Task material below:
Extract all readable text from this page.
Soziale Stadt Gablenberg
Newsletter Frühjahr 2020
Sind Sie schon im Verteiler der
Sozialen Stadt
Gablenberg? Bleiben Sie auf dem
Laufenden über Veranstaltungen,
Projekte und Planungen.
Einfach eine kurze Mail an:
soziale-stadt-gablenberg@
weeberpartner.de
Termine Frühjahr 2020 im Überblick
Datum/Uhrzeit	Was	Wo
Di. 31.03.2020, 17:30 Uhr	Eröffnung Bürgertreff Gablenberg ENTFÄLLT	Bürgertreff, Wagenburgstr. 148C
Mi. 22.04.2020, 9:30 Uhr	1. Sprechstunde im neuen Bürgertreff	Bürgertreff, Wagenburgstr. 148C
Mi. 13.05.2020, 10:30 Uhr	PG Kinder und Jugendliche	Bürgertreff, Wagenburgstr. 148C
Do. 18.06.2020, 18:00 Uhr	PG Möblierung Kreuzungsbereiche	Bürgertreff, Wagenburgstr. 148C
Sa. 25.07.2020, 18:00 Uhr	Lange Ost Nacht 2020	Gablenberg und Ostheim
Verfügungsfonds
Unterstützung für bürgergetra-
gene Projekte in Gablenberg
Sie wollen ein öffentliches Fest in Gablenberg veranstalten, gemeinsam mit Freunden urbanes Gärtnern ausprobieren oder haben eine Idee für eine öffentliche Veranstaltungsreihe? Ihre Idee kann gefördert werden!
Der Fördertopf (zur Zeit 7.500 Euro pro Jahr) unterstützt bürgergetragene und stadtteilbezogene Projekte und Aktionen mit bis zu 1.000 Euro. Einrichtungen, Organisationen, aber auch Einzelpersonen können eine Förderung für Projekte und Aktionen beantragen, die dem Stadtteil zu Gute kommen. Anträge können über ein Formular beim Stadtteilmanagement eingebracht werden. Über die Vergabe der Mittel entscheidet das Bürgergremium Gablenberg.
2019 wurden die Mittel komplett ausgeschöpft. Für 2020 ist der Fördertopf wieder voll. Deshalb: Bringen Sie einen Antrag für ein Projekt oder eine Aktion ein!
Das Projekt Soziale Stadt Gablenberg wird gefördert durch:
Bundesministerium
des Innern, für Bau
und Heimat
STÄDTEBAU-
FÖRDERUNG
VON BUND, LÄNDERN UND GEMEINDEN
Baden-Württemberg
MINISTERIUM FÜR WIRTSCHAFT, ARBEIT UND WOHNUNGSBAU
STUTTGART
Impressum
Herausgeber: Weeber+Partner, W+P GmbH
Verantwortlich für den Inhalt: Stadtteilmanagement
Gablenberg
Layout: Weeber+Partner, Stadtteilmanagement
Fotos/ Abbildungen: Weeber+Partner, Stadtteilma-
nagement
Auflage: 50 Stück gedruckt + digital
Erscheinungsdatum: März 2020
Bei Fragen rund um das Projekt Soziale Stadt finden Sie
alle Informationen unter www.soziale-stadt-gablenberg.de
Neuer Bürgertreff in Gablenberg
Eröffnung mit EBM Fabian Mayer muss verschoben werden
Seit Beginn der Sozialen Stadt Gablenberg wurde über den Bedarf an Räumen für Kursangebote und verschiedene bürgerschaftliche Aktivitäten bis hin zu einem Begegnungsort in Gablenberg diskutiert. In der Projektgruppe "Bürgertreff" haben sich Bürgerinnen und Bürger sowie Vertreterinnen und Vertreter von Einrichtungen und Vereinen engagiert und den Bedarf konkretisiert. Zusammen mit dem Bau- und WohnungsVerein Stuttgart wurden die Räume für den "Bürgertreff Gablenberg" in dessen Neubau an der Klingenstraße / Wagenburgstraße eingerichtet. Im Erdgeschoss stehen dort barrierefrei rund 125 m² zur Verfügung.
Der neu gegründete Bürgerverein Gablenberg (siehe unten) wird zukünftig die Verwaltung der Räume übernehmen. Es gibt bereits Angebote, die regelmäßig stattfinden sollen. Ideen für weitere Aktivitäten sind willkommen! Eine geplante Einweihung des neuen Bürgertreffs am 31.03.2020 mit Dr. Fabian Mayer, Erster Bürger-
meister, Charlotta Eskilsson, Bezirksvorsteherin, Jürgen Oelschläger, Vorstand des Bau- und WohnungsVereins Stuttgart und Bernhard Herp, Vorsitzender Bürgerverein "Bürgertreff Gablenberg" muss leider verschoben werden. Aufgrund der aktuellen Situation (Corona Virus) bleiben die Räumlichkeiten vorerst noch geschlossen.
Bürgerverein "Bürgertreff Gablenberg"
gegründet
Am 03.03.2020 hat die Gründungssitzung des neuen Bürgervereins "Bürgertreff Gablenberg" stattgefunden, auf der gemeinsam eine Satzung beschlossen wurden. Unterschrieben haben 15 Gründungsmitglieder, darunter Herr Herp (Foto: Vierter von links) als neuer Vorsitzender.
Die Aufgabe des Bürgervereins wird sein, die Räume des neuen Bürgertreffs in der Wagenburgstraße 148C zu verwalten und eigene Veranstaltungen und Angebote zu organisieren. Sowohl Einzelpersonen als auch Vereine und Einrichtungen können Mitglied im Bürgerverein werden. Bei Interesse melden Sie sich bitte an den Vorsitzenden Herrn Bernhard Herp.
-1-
End of Task material.
Task material below:
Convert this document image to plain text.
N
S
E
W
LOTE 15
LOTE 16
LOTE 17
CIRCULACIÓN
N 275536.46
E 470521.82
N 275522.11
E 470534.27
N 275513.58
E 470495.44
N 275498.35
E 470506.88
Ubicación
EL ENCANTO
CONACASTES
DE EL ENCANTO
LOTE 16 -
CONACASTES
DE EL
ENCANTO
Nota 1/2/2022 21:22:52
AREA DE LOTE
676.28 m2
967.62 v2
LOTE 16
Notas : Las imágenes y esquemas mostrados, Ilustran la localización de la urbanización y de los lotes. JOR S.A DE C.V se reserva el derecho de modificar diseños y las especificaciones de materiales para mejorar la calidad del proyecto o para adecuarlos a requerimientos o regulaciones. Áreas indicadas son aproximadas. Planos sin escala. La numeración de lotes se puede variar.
End of Task material.
Assignment: Copy out each line of the data that includes the string "text".

Result:
Extract all readable text from this page.
Convert this document image to plain text.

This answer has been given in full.